[Source records]
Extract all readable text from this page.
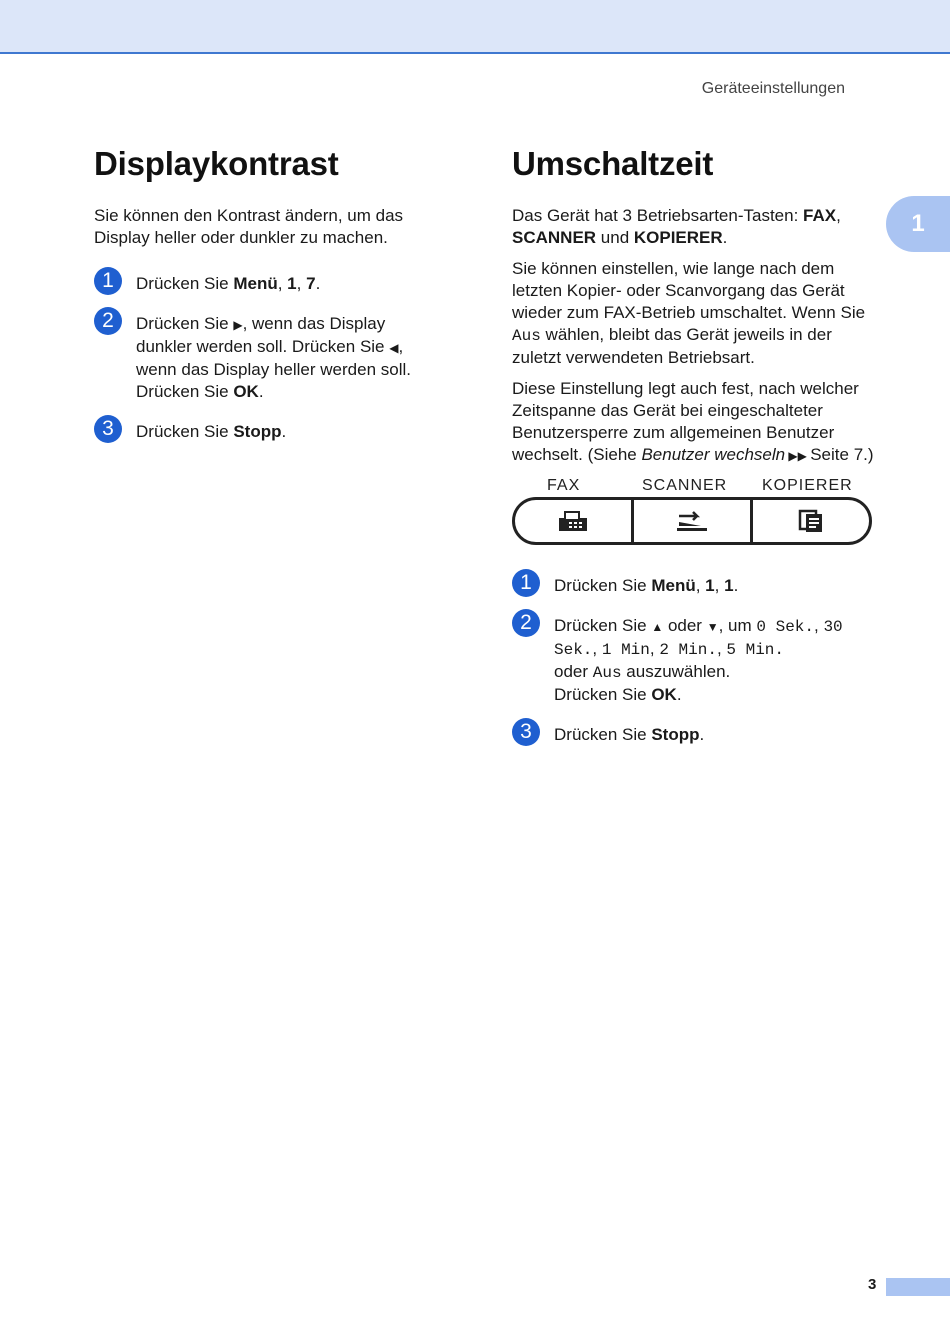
Geräteeinstellungen
1
Displaykontrast

Sie können den Kontrast ändern, um das Display heller oder dunkler zu machen.

1	Drücken Sie Menü, 1, 7.
2	Drücken Sie ▶, wenn das Display dunkler werden soll. Drücken Sie ◀, wenn das Display heller werden soll.
Drücken Sie OK.
3	Drücken Sie Stopp.
Umschaltzeit

Das Gerät hat 3 Betriebsarten-Tasten: FAX, SCANNER und KOPIERER.

Sie können einstellen, wie lange nach dem letzten Kopier- oder Scanvorgang das Gerät wieder zum FAX-Betrieb umschaltet. Wenn Sie Aus wählen, bleibt das Gerät jeweils in der zuletzt verwendeten Betriebsart.

Diese Einstellung legt auch fest, nach welcher Zeitspanne das Gerät bei eingeschalteter Benutzersperre zum allgemeinen Benutzer wechselt. (Siehe Benutzer wechseln ▶▶ Seite 7.)

FAX	SCANNER KOPIERER
1	Drücken Sie Menü, 1, 1.
2	Drücken Sie ▲ oder ▼, um 0 Sek., 30 Sek., 1 Min, 2 Min., 5 Min.
oder Aus auszuwählen.
Drücken Sie OK.
3	Drücken Sie Stopp.
3
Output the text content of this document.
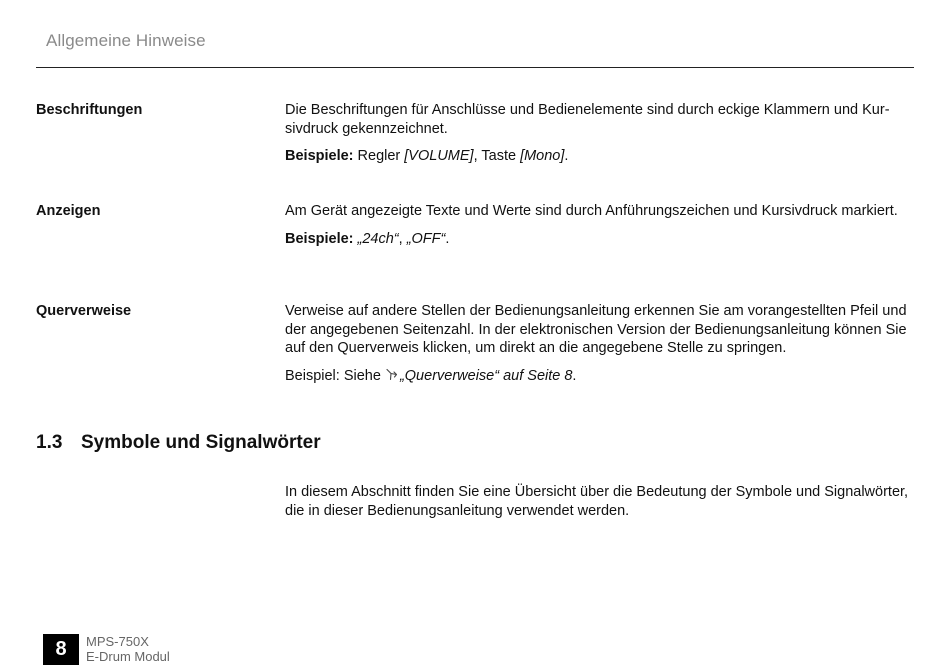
Allgemeine Hinweise
Beschriftungen	Die Beschriftungen für Anschlüsse und Bedienelemente sind durch eckige Klammern und Kursivdruck gekennzeichnet.

Beispiele: Regler [VOLUME], Taste [Mono].

Anzeigen	Am Gerät angezeigte Texte und Werte sind durch Anführungszeichen und Kursivdruck markiert.

Beispiele: „24ch“, „OFF“.

Querverweise	Verweise auf andere Stellen der Bedienungsanleitung erkennen Sie am vorangestellten Pfeil und der angegebenen Seitenzahl. In der elektronischen Version der Bedienungsanleitung können Sie auf den Querverweis klicken, um direkt an die angegebene Stelle zu springen.

Beispiel: Siehe „Querverweise“ auf Seite 8.

1.3 Symbole und Signalwörter

In diesem Abschnitt finden Sie eine Übersicht über die Bedeutung der Symbole und Signalwörter, die in dieser Bedienungsanleitung verwendet werden.

8	MPS-750X
E-Drum Modul
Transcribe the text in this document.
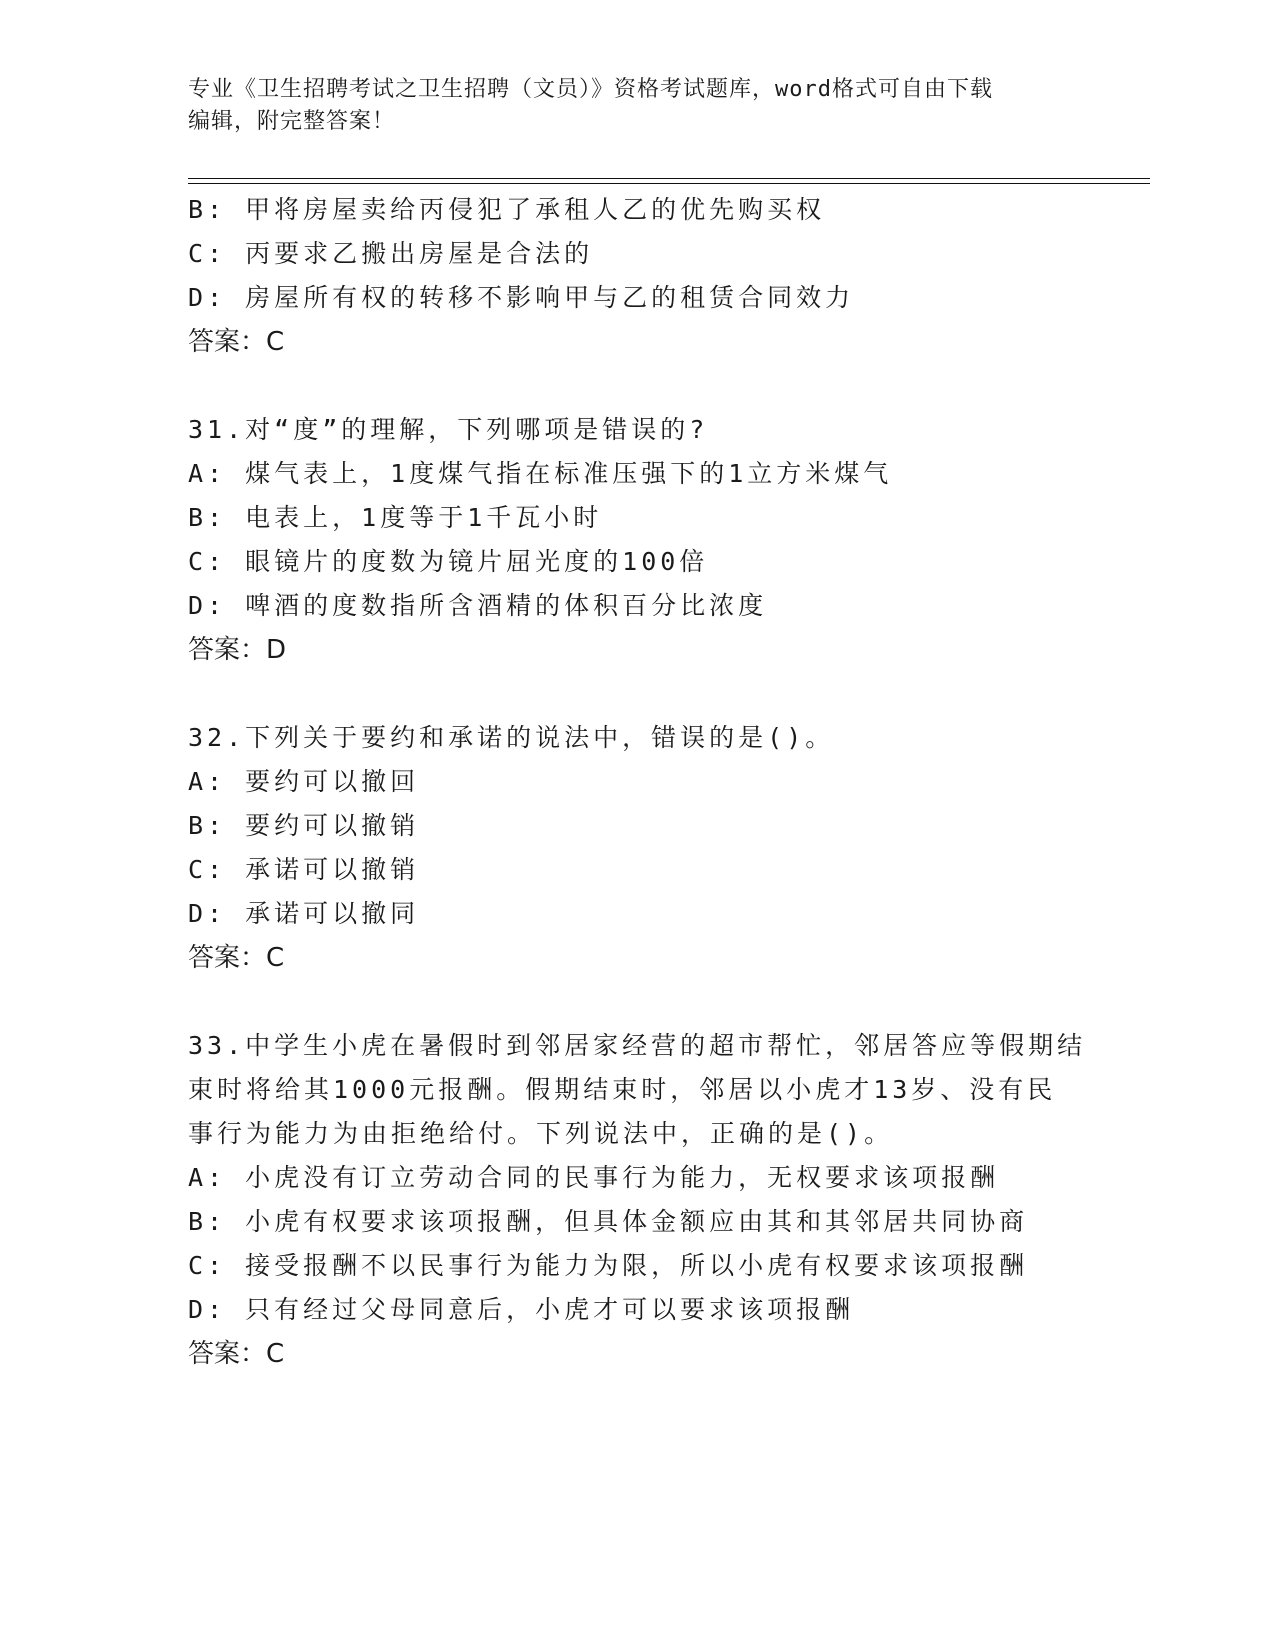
专业《卫生招聘考试之卫生招聘（文员）》资格考试题库，word格式可自由下载
编辑，附完整答案！
B: 甲将房屋卖给丙侵犯了承租人乙的优先购买权
C: 丙要求乙搬出房屋是合法的
D: 房屋所有权的转移不影响甲与乙的租赁合同效力
答案：C
31.对“度”的理解，下列哪项是错误的?
A: 煤气表上，1度煤气指在标准压强下的1立方米煤气
B: 电表上，1度等于1千瓦小时
C: 眼镜片的度数为镜片屈光度的100倍
D: 啤酒的度数指所含酒精的体积百分比浓度
答案：D
32.下列关于要约和承诺的说法中，错误的是()。
A: 要约可以撤回
B: 要约可以撤销
C: 承诺可以撤销
D: 承诺可以撤同
答案：C
33.中学生小虎在暑假时到邻居家经营的超市帮忙，邻居答应等假期结
束时将给其1000元报酬。假期结束时，邻居以小虎才13岁、没有民
事行为能力为由拒绝给付。下列说法中，正确的是()。
A: 小虎没有订立劳动合同的民事行为能力，无权要求该项报酬
B: 小虎有权要求该项报酬，但具体金额应由其和其邻居共同协商
C: 接受报酬不以民事行为能力为限，所以小虎有权要求该项报酬
D: 只有经过父母同意后，小虎才可以要求该项报酬
答案：C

*Your goal:* Copy the entries exactly. Leave out the images.

*Correct result:*
Extract all readable text from this page.
Geräteeinstellungen
1
Displaykontrast

Sie können den Kontrast ändern, um das Display heller oder dunkler zu machen.

1	Drücken Sie Menü, 1, 7.
2	Drücken Sie ▶, wenn das Display dunkler werden soll. Drücken Sie ◀, wenn das Display heller werden soll.
Drücken Sie OK.
3	Drücken Sie Stopp.
Umschaltzeit

Das Gerät hat 3 Betriebsarten-Tasten: FAX, SCANNER und KOPIERER.

Sie können einstellen, wie lange nach dem letzten Kopier- oder Scanvorgang das Gerät wieder zum FAX-Betrieb umschaltet. Wenn Sie Aus wählen, bleibt das Gerät jeweils in der zuletzt verwendeten Betriebsart.

Diese Einstellung legt auch fest, nach welcher Zeitspanne das Gerät bei eingeschalteter Benutzersperre zum allgemeinen Benutzer wechselt. (Siehe Benutzer wechseln ▶▶ Seite 7.)

FAX	SCANNER KOPIERER
1	Drücken Sie Menü, 1, 1.
2	Drücken Sie ▲ oder ▼, um 0 Sek., 30 Sek., 1 Min, 2 Min., 5 Min.
oder Aus auszuwählen.
Drücken Sie OK.
3	Drücken Sie Stopp.
3
Output the text content of this document.
Allgemeine Hinweise
Beschriftungen	Die Beschriftungen für Anschlüsse und Bedienelemente sind durch eckige Klammern und Kursivdruck gekennzeichnet.

Beispiele: Regler [VOLUME], Taste [Mono].

Anzeigen	Am Gerät angezeigte Texte und Werte sind durch Anführungszeichen und Kursivdruck markiert.

Beispiele: „24ch“, „OFF“.

Querverweise	Verweise auf andere Stellen der Bedienungsanleitung erkennen Sie am vorangestellten Pfeil und der angegebenen Seitenzahl. In der elektronischen Version der Bedienungsanleitung können Sie auf den Querverweis klicken, um direkt an die angegebene Stelle zu springen.

Beispiel: Siehe „Querverweise“ auf Seite 8.

1.3 Symbole und Signalwörter

In diesem Abschnitt finden Sie eine Übersicht über die Bedeutung der Symbole und Signalwörter, die in dieser Bedienungsanleitung verwendet werden.

8	MPS-750X
E-Drum Modul
Transcribe the text in this document.
专业《卫生招聘考试之卫生招聘（文员）》资格考试题库，word格式可自由下载
编辑，附完整答案！
B: 甲将房屋卖给丙侵犯了承租人乙的优先购买权
C: 丙要求乙搬出房屋是合法的
D: 房屋所有权的转移不影响甲与乙的租赁合同效力
答案：C
31.对“度”的理解，下列哪项是错误的?
A: 煤气表上，1度煤气指在标准压强下的1立方米煤气
B: 电表上，1度等于1千瓦小时
C: 眼镜片的度数为镜片屈光度的100倍
D: 啤酒的度数指所含酒精的体积百分比浓度
答案：D
32.下列关于要约和承诺的说法中，错误的是()。
A: 要约可以撤回
B: 要约可以撤销
C: 承诺可以撤销
D: 承诺可以撤同
答案：C
33.中学生小虎在暑假时到邻居家经营的超市帮忙，邻居答应等假期结
束时将给其1000元报酬。假期结束时，邻居以小虎才13岁、没有民
事行为能力为由拒绝给付。下列说法中，正确的是()。
A: 小虎没有订立劳动合同的民事行为能力，无权要求该项报酬
B: 小虎有权要求该项报酬，但具体金额应由其和其邻居共同协商
C: 接受报酬不以民事行为能力为限，所以小虎有权要求该项报酬
D: 只有经过父母同意后，小虎才可以要求该项报酬
答案：C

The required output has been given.